§ Work to do: Say how many lines in the data below contain the word "odpadów", and give no other text.

§ Material shown:
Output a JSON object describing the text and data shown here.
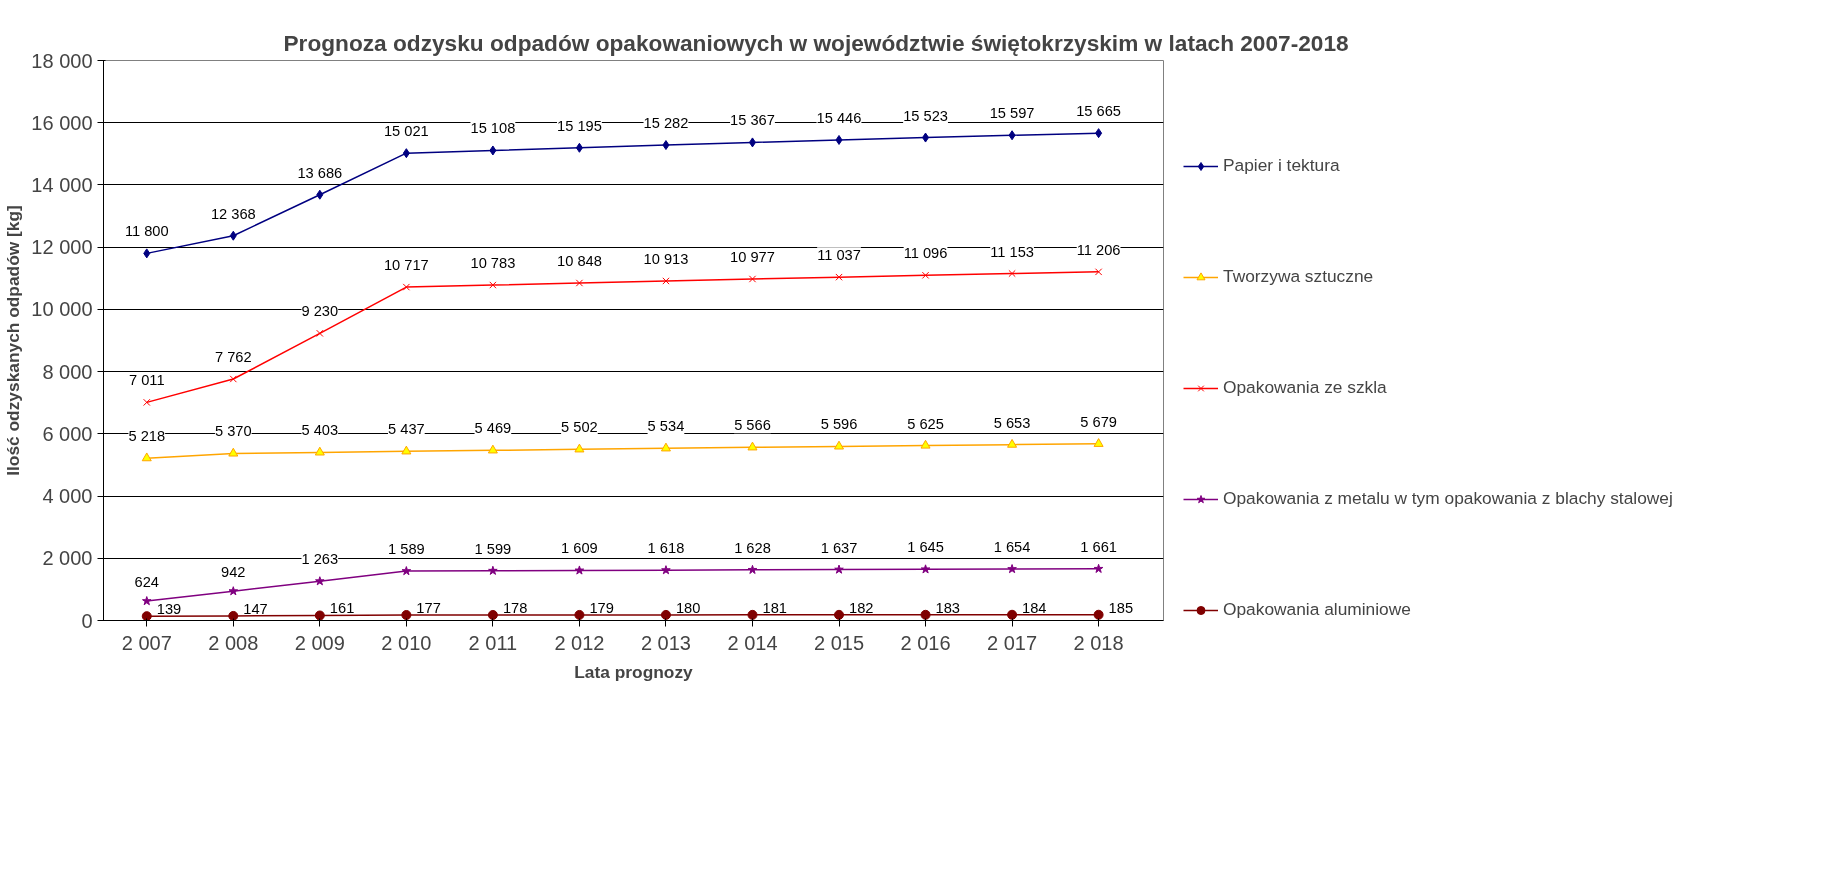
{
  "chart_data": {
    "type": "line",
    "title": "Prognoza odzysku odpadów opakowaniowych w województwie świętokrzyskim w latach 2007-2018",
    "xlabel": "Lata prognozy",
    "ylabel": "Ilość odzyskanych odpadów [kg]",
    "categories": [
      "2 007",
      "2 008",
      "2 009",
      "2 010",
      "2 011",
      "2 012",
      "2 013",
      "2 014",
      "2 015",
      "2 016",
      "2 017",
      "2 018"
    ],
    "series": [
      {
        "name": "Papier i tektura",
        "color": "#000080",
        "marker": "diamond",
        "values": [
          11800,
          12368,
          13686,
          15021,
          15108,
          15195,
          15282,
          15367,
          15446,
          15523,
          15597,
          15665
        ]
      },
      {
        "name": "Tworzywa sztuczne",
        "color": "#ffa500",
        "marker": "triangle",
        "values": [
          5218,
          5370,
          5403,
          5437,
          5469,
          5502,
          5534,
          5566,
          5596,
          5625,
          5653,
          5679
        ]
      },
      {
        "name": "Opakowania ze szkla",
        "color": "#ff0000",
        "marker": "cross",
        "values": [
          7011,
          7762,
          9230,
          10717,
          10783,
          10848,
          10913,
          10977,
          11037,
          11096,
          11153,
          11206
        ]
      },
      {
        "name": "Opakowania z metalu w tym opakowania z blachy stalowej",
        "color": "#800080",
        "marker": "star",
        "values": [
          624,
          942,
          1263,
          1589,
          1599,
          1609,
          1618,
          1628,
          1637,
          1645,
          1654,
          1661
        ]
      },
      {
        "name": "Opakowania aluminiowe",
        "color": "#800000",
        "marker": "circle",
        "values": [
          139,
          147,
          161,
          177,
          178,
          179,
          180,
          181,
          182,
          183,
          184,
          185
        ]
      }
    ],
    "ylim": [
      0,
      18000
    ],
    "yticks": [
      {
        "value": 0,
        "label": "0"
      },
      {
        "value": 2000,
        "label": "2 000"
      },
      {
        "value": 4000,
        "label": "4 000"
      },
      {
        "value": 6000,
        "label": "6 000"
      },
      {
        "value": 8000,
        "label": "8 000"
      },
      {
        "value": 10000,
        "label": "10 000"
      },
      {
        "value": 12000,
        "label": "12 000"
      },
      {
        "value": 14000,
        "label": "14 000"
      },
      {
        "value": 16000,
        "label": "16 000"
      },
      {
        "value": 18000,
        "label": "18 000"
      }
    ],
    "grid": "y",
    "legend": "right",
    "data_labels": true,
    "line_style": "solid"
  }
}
---
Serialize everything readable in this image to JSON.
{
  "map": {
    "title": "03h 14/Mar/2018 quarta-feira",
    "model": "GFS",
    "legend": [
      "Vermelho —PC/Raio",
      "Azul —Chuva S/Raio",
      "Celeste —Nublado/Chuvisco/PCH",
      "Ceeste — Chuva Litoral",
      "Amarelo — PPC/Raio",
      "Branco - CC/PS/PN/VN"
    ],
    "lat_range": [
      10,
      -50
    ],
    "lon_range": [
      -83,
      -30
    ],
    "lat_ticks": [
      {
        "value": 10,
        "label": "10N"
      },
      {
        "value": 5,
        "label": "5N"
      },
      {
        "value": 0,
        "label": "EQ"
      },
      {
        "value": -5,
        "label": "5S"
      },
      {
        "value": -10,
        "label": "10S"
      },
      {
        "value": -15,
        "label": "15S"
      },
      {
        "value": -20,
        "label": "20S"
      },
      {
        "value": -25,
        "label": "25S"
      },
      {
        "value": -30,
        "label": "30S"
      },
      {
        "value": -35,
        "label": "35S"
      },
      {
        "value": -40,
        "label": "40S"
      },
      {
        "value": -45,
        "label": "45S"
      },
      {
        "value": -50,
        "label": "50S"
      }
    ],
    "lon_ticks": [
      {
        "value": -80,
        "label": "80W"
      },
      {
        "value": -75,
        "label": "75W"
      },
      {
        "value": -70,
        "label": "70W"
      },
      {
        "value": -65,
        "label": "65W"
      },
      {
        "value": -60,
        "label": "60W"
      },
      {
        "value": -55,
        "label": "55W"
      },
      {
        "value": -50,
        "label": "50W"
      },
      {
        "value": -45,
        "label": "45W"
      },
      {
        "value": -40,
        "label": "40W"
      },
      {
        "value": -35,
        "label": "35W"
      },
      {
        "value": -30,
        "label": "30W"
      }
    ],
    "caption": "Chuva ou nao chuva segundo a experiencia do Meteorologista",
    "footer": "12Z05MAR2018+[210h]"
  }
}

§ Problem solution: 2